▶ [CONSIGNE]: D'après l'entretien ci-dessous sur l'adieu au stade Lescure, combien de temps durait le résultat final du premier montage de la journée ?

L.Perpigna – « L’impression qu’une belle page de l’histoire du club s’est écrite ce 9 Mai 2015 »
Un documentaire sur l’adieu au stade Lescure sera diffusé en
avant-première au local des Ultramarines après Bordeaux-Lille samedi. Peux-tu
présenter ce film ?
La cellule photo/vidéos du groupe
s’était préparée pour cet événement : une dizaine de caméras étaient
réparties toute la journée afin de garder de cette journée un souvenir intense.
Tout-au-long de l’année, nous sortons des clips mettant en scène nos
animations. Le projet initial du groupe était donc de monter la journée et la
préparation du tifo. Le travail de « dérushage »
a dû être terrible et l’équipe, emmenée par Léo a effectué un travail colossal. Le
résultat final était intéressant, bien que très long (quatre heures).
Sur cette
base de travail, nous avons décidé d’aller plus loin, et de mettre des mots sur
ces émotions. De faire parler le groupe et ses acteurs. Raconter pour ne pas
oublier.

▶ [CONTENU DES DONNÉES]:
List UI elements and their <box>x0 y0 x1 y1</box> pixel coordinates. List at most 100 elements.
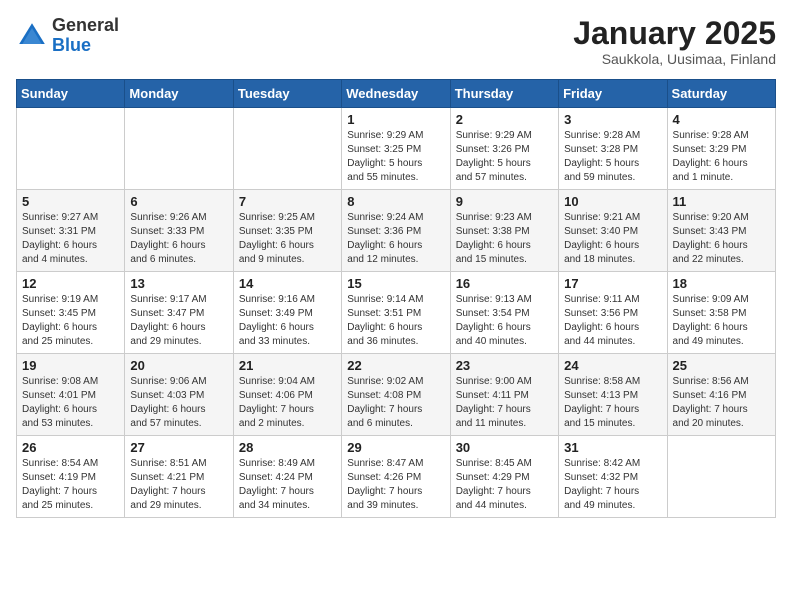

▶ [RÉPONSE ATTENDUE]: Quatre heures.